[Start Supplied records]
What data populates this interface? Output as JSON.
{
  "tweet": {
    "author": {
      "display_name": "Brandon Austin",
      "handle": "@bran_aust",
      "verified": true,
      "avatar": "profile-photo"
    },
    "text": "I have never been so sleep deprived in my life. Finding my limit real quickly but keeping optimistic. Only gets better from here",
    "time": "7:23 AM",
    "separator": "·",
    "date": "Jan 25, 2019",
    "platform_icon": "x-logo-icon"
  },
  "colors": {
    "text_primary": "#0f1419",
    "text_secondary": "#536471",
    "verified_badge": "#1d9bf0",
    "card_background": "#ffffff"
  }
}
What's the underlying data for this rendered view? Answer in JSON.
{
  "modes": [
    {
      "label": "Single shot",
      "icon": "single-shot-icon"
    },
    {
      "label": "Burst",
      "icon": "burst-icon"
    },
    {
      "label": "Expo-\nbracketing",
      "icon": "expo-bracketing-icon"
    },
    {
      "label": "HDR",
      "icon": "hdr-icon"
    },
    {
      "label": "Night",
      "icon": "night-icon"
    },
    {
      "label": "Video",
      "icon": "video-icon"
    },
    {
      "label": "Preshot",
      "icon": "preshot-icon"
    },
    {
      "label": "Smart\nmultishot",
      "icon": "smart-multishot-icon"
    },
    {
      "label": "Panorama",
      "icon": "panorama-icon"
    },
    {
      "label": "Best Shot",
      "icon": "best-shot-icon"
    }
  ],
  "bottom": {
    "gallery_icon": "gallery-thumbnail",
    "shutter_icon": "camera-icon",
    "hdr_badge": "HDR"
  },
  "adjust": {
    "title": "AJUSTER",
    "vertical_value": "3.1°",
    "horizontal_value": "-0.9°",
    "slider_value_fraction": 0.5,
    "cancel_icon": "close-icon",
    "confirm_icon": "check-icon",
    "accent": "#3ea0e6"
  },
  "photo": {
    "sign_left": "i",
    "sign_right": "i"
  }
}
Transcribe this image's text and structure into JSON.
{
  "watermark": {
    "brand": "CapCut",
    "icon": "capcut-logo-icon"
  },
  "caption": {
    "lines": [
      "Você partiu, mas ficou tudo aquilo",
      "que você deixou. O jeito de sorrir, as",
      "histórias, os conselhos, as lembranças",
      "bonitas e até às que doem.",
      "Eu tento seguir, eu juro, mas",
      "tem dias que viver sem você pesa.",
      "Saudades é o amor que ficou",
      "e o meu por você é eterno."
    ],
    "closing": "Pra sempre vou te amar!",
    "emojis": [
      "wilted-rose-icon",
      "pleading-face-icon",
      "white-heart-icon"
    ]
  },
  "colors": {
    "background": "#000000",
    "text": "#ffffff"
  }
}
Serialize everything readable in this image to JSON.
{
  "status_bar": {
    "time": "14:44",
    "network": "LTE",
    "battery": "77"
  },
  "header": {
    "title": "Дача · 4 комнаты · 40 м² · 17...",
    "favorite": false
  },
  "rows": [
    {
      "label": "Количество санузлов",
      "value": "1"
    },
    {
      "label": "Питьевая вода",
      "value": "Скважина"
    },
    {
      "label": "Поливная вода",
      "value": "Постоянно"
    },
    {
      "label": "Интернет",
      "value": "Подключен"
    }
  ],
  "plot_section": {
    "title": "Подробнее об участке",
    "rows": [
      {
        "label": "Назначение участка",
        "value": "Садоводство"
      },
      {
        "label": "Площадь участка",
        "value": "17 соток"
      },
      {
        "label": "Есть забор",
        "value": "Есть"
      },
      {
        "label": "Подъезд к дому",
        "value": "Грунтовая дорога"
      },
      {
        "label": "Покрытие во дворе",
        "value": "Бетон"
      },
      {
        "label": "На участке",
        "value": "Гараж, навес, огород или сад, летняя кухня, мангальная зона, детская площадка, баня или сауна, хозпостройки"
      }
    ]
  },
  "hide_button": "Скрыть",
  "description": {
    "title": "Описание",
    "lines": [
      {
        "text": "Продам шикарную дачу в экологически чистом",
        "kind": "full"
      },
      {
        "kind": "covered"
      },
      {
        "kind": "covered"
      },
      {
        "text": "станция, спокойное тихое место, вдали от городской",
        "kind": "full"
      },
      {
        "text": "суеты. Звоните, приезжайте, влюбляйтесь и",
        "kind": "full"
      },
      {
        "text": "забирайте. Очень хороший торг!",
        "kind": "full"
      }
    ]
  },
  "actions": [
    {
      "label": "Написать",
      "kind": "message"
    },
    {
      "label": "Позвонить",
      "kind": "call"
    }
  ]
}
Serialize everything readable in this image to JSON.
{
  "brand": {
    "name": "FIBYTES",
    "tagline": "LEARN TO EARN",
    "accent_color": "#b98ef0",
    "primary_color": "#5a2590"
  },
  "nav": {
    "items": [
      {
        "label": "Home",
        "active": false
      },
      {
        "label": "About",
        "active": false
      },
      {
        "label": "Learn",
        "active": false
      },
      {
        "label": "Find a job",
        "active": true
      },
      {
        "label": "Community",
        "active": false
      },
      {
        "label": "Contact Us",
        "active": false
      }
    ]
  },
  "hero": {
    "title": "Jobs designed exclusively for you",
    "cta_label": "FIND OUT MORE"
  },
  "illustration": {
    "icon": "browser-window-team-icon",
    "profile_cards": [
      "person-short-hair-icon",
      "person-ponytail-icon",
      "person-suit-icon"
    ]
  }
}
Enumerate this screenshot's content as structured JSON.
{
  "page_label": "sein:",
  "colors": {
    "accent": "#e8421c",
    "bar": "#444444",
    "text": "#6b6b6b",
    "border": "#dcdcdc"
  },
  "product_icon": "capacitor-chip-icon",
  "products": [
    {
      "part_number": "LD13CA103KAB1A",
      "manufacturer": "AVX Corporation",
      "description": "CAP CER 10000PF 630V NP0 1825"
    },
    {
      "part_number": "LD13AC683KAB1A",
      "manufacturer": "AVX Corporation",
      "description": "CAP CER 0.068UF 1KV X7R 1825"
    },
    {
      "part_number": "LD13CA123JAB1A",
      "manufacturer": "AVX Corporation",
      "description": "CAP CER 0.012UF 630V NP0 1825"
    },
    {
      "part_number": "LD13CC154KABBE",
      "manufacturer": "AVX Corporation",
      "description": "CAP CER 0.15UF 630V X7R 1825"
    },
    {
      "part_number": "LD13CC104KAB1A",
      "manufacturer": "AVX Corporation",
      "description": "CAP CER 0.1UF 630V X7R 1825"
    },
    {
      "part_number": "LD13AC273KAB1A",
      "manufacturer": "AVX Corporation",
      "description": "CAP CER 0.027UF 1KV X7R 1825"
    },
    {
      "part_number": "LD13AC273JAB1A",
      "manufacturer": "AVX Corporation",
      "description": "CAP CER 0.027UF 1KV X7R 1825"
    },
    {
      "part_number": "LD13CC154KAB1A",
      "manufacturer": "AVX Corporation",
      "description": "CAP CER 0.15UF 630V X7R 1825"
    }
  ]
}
[End Supplied records]
* [Written instruction]:
Which lines hold the word "this"? Copy each of them from the records.

* [Correct result]:
What data populates this interface? Output as JSON.
What's the underlying data for this rendered view? Answer in JSON.
Transcribe this image's text and structure into JSON.
Serialize everything readable in this image to JSON.
Serialize everything readable in this image to JSON.
Enumerate this screenshot's content as structured JSON.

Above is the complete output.